Start
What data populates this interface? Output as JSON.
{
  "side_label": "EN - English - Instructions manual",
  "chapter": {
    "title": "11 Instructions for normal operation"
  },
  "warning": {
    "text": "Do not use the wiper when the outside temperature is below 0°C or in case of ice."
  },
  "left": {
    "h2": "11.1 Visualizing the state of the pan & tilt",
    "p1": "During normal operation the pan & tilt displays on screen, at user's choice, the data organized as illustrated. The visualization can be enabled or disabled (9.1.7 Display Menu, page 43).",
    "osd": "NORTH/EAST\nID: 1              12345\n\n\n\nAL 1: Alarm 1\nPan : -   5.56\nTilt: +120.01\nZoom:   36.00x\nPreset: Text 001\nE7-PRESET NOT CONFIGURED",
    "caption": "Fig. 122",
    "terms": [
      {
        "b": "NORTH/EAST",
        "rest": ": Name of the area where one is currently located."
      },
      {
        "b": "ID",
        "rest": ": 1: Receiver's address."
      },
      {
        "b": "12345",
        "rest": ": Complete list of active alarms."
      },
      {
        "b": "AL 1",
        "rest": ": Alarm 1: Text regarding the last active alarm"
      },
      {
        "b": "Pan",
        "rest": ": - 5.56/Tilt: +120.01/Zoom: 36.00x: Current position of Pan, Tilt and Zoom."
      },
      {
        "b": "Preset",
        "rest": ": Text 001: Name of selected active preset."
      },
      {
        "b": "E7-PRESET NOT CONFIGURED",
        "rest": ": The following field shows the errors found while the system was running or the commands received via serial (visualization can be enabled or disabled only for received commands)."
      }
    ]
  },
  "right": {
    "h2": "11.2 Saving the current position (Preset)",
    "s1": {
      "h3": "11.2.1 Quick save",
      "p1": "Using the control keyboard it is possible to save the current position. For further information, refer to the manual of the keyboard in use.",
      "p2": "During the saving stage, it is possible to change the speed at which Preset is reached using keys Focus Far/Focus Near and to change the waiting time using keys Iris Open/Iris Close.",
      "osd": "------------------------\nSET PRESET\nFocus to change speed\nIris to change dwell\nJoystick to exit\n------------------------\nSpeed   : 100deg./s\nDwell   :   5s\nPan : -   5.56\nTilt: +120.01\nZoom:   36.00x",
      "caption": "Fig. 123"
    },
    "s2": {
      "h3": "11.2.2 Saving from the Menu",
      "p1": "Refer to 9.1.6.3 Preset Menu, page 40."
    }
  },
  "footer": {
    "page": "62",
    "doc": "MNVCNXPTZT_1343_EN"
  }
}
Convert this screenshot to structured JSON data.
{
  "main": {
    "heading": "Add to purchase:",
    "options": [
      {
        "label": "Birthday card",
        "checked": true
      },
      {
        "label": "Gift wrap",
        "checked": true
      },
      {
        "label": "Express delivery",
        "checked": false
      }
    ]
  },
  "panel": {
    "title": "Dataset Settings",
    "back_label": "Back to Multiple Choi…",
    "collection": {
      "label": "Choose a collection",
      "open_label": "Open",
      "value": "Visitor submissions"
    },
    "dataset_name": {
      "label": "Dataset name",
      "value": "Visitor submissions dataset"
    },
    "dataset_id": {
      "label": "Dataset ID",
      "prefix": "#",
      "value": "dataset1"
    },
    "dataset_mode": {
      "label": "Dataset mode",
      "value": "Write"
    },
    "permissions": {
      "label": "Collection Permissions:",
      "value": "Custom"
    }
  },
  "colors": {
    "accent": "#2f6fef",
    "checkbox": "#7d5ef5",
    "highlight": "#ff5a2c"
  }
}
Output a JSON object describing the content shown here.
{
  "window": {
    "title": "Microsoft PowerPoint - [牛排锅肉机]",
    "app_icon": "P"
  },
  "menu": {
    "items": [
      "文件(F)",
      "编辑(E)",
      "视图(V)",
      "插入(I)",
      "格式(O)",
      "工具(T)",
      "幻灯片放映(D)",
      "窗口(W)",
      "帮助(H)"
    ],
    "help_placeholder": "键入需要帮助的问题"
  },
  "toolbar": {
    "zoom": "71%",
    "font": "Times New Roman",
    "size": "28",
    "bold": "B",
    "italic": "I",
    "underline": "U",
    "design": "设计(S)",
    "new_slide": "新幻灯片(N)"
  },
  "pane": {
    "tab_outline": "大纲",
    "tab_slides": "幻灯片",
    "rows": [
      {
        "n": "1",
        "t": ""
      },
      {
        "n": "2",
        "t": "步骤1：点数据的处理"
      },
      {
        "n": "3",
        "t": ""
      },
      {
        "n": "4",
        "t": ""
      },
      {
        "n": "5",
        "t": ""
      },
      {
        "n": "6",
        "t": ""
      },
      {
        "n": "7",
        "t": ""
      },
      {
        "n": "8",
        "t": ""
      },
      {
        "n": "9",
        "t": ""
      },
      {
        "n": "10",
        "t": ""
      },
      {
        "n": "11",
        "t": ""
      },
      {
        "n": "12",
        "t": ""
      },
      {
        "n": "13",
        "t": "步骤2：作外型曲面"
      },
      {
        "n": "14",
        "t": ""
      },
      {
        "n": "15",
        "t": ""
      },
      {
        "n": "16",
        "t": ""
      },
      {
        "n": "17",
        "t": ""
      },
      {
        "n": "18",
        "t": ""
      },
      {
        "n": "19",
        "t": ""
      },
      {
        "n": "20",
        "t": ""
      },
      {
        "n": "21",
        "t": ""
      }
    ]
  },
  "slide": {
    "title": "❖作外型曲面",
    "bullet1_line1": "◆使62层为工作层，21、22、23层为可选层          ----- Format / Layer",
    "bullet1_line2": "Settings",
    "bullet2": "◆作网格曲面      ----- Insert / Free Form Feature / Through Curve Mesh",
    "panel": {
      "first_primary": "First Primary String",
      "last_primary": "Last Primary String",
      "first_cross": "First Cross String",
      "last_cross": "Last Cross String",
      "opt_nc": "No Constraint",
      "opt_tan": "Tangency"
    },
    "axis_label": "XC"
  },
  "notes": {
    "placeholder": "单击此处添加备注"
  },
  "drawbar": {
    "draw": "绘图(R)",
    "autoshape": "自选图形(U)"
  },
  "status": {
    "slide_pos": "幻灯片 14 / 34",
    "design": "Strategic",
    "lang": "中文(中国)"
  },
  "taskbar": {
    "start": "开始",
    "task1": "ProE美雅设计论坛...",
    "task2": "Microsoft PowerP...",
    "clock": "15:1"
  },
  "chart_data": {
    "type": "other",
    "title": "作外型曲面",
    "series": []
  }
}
End
● **GIVEN EXERCISE**
Copy all of the data. Keep every word exactly as it is.

● **TASK OUTPUT**
What data populates this interface? Output as JSON.
{
  "side_label": "EN - English - Instructions manual",
  "chapter": {
    "title": "11 Instructions for normal operation"
  },
  "warning": {
    "text": "Do not use the wiper when the outside temperature is below 0°C or in case of ice."
  },
  "left": {
    "h2": "11.1 Visualizing the state of the pan & tilt",
    "p1": "During normal operation the pan & tilt displays on screen, at user's choice, the data organized as illustrated. The visualization can be enabled or disabled (9.1.7 Display Menu, page 43).",
    "osd": "NORTH/EAST\nID: 1              12345\n\n\n\nAL 1: Alarm 1\nPan : -   5.56\nTilt: +120.01\nZoom:   36.00x\nPreset: Text 001\nE7-PRESET NOT CONFIGURED",
    "caption": "Fig. 122",
    "terms": [
      {
        "b": "NORTH/EAST",
        "rest": ": Name of the area where one is currently located."
      },
      {
        "b": "ID",
        "rest": ": 1: Receiver's address."
      },
      {
        "b": "12345",
        "rest": ": Complete list of active alarms."
      },
      {
        "b": "AL 1",
        "rest": ": Alarm 1: Text regarding the last active alarm"
      },
      {
        "b": "Pan",
        "rest": ": - 5.56/Tilt: +120.01/Zoom: 36.00x: Current position of Pan, Tilt and Zoom."
      },
      {
        "b": "Preset",
        "rest": ": Text 001: Name of selected active preset."
      },
      {
        "b": "E7-PRESET NOT CONFIGURED",
        "rest": ": The following field shows the errors found while the system was running or the commands received via serial (visualization can be enabled or disabled only for received commands)."
      }
    ]
  },
  "right": {
    "h2": "11.2 Saving the current position (Preset)",
    "s1": {
      "h3": "11.2.1 Quick save",
      "p1": "Using the control keyboard it is possible to save the current position. For further information, refer to the manual of the keyboard in use.",
      "p2": "During the saving stage, it is possible to change the speed at which Preset is reached using keys Focus Far/Focus Near and to change the waiting time using keys Iris Open/Iris Close.",
      "osd": "------------------------\nSET PRESET\nFocus to change speed\nIris to change dwell\nJoystick to exit\n------------------------\nSpeed   : 100deg./s\nDwell   :   5s\nPan : -   5.56\nTilt: +120.01\nZoom:   36.00x",
      "caption": "Fig. 123"
    },
    "s2": {
      "h3": "11.2.2 Saving from the Menu",
      "p1": "Refer to 9.1.6.3 Preset Menu, page 40."
    }
  },
  "footer": {
    "page": "62",
    "doc": "MNVCNXPTZT_1343_EN"
  }
}
Convert this screenshot to structured JSON data.
{
  "main": {
    "heading": "Add to purchase:",
    "options": [
      {
        "label": "Birthday card",
        "checked": true
      },
      {
        "label": "Gift wrap",
        "checked": true
      },
      {
        "label": "Express delivery",
        "checked": false
      }
    ]
  },
  "panel": {
    "title": "Dataset Settings",
    "back_label": "Back to Multiple Choi…",
    "collection": {
      "label": "Choose a collection",
      "open_label": "Open",
      "value": "Visitor submissions"
    },
    "dataset_name": {
      "label": "Dataset name",
      "value": "Visitor submissions dataset"
    },
    "dataset_id": {
      "label": "Dataset ID",
      "prefix": "#",
      "value": "dataset1"
    },
    "dataset_mode": {
      "label": "Dataset mode",
      "value": "Write"
    },
    "permissions": {
      "label": "Collection Permissions:",
      "value": "Custom"
    }
  },
  "colors": {
    "accent": "#2f6fef",
    "checkbox": "#7d5ef5",
    "highlight": "#ff5a2c"
  }
}
Output a JSON object describing the content shown here.
{
  "window": {
    "title": "Microsoft PowerPoint - [牛排锅肉机]",
    "app_icon": "P"
  },
  "menu": {
    "items": [
      "文件(F)",
      "编辑(E)",
      "视图(V)",
      "插入(I)",
      "格式(O)",
      "工具(T)",
      "幻灯片放映(D)",
      "窗口(W)",
      "帮助(H)"
    ],
    "help_placeholder": "键入需要帮助的问题"
  },
  "toolbar": {
    "zoom": "71%",
    "font": "Times New Roman",
    "size": "28",
    "bold": "B",
    "italic": "I",
    "underline": "U",
    "design": "设计(S)",
    "new_slide": "新幻灯片(N)"
  },
  "pane": {
    "tab_outline": "大纲",
    "tab_slides": "幻灯片",
    "rows": [
      {
        "n": "1",
        "t": ""
      },
      {
        "n": "2",
        "t": "步骤1：点数据的处理"
      },
      {
        "n": "3",
        "t": ""
      },
      {
        "n": "4",
        "t": ""
      },
      {
        "n": "5",
        "t": ""
      },
      {
        "n": "6",
        "t": ""
      },
      {
        "n": "7",
        "t": ""
      },
      {
        "n": "8",
        "t": ""
      },
      {
        "n": "9",
        "t": ""
      },
      {
        "n": "10",
        "t": ""
      },
      {
        "n": "11",
        "t": ""
      },
      {
        "n": "12",
        "t": ""
      },
      {
        "n": "13",
        "t": "步骤2：作外型曲面"
      },
      {
        "n": "14",
        "t": ""
      },
      {
        "n": "15",
        "t": ""
      },
      {
        "n": "16",
        "t": ""
      },
      {
        "n": "17",
        "t": ""
      },
      {
        "n": "18",
        "t": ""
      },
      {
        "n": "19",
        "t": ""
      },
      {
        "n": "20",
        "t": ""
      },
      {
        "n": "21",
        "t": ""
      }
    ]
  },
  "slide": {
    "title": "❖作外型曲面",
    "bullet1_line1": "◆使62层为工作层，21、22、23层为可选层          ----- Format / Layer",
    "bullet1_line2": "Settings",
    "bullet2": "◆作网格曲面      ----- Insert / Free Form Feature / Through Curve Mesh",
    "panel": {
      "first_primary": "First Primary String",
      "last_primary": "Last Primary String",
      "first_cross": "First Cross String",
      "last_cross": "Last Cross String",
      "opt_nc": "No Constraint",
      "opt_tan": "Tangency"
    },
    "axis_label": "XC"
  },
  "notes": {
    "placeholder": "单击此处添加备注"
  },
  "drawbar": {
    "draw": "绘图(R)",
    "autoshape": "自选图形(U)"
  },
  "status": {
    "slide_pos": "幻灯片 14 / 34",
    "design": "Strategic",
    "lang": "中文(中国)"
  },
  "taskbar": {
    "start": "开始",
    "task1": "ProE美雅设计论坛...",
    "task2": "Microsoft PowerP...",
    "clock": "15:1"
  },
  "chart_data": {
    "type": "other",
    "title": "作外型曲面",
    "series": []
  }
}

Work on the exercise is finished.